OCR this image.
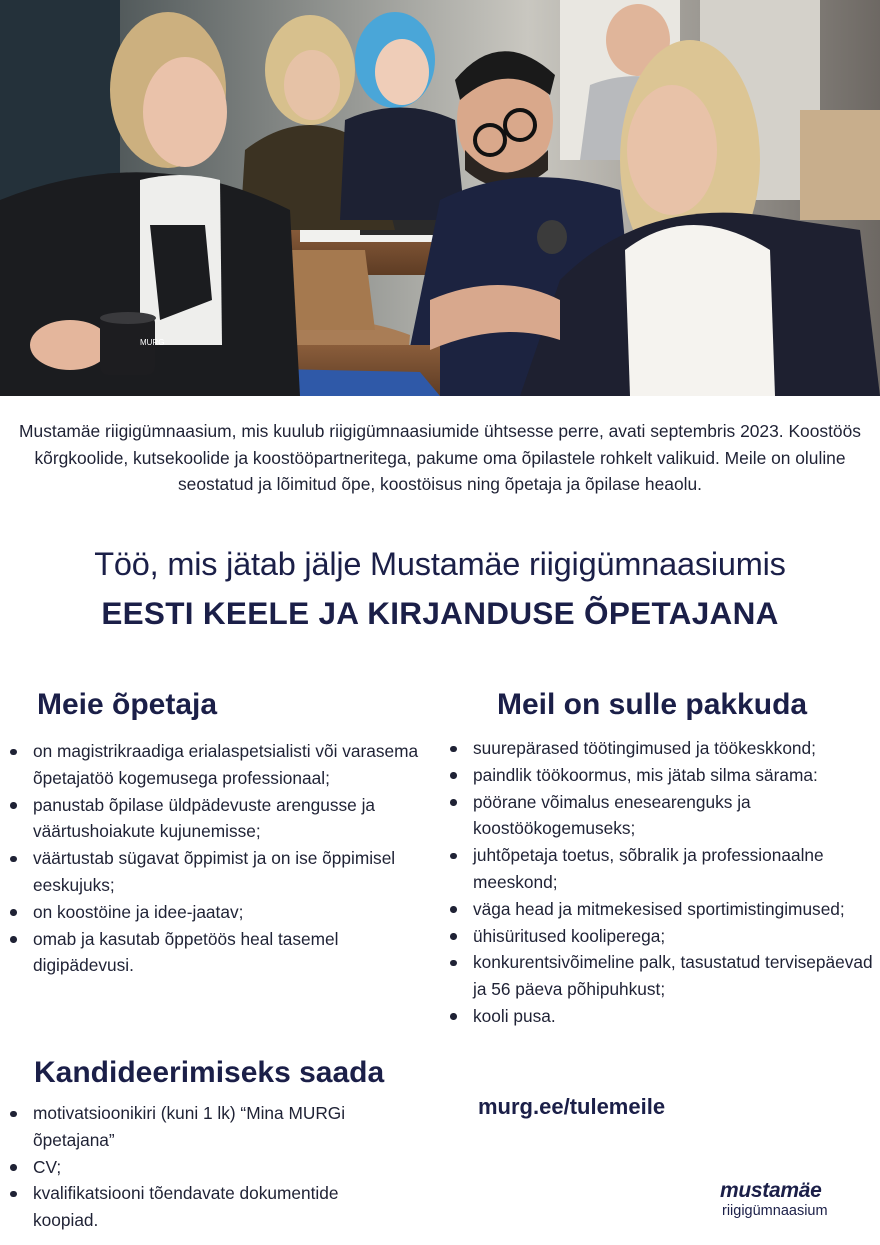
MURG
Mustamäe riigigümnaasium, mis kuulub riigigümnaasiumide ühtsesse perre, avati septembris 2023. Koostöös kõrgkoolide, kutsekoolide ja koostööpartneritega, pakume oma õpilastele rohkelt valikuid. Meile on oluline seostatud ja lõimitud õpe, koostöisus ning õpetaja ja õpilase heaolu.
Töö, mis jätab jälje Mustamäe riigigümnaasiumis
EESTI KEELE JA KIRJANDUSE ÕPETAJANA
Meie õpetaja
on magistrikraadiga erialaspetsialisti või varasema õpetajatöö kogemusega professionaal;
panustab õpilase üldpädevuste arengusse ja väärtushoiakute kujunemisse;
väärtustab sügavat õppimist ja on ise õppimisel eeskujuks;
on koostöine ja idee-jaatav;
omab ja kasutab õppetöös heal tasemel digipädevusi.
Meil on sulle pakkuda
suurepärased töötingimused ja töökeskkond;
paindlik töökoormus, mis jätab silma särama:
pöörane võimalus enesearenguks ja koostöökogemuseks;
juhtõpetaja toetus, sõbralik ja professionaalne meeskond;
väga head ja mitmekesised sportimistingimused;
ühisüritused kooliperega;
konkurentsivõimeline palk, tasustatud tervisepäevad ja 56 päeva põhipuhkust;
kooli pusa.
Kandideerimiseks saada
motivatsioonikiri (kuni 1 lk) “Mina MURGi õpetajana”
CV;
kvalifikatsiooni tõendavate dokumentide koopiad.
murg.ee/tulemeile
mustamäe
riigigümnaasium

────────────────

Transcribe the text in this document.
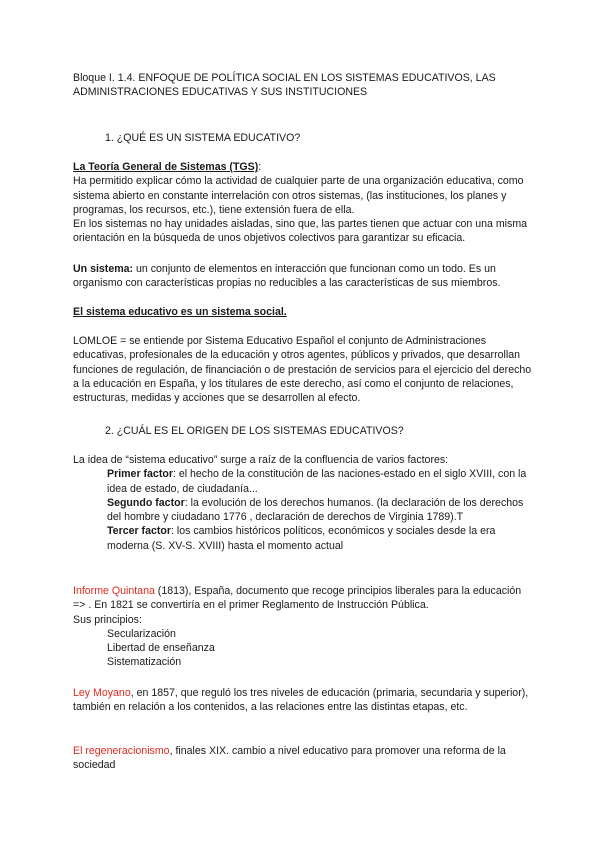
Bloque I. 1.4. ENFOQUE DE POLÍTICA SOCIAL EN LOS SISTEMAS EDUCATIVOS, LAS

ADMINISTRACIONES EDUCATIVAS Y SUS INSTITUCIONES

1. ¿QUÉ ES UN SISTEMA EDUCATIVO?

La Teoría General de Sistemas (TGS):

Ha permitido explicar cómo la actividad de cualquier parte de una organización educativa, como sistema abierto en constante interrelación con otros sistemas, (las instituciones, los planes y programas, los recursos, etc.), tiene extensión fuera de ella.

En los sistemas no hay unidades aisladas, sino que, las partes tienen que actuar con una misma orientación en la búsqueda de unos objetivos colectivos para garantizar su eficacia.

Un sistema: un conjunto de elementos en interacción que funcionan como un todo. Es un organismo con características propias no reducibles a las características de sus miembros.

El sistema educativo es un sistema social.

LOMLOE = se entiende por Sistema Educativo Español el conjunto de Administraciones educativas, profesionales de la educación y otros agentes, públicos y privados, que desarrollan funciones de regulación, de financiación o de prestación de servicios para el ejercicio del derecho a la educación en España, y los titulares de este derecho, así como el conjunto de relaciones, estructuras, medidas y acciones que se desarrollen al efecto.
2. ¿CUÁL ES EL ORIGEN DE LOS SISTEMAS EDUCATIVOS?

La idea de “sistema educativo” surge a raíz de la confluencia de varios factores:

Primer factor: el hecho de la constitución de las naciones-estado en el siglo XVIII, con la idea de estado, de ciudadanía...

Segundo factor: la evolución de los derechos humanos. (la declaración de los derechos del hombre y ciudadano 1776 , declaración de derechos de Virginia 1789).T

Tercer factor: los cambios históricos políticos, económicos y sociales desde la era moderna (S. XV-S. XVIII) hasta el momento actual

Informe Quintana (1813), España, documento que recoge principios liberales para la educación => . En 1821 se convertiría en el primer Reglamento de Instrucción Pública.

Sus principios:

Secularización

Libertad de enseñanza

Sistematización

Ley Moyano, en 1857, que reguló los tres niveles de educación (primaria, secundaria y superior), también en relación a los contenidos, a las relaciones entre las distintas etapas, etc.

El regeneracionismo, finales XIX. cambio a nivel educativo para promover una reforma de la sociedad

────────────────

WHAT TO DO
Find the lines above that include the string "XVIII" and copy them.

THE REPLY
Primer factor: el hecho de la constitución de las naciones-estado en el siglo XVIII, con la idea de estado, de ciudadanía...
Tercer factor: los cambios históricos políticos, económicos y sociales desde la era moderna (S. XV-S. XVIII) hasta el momento actual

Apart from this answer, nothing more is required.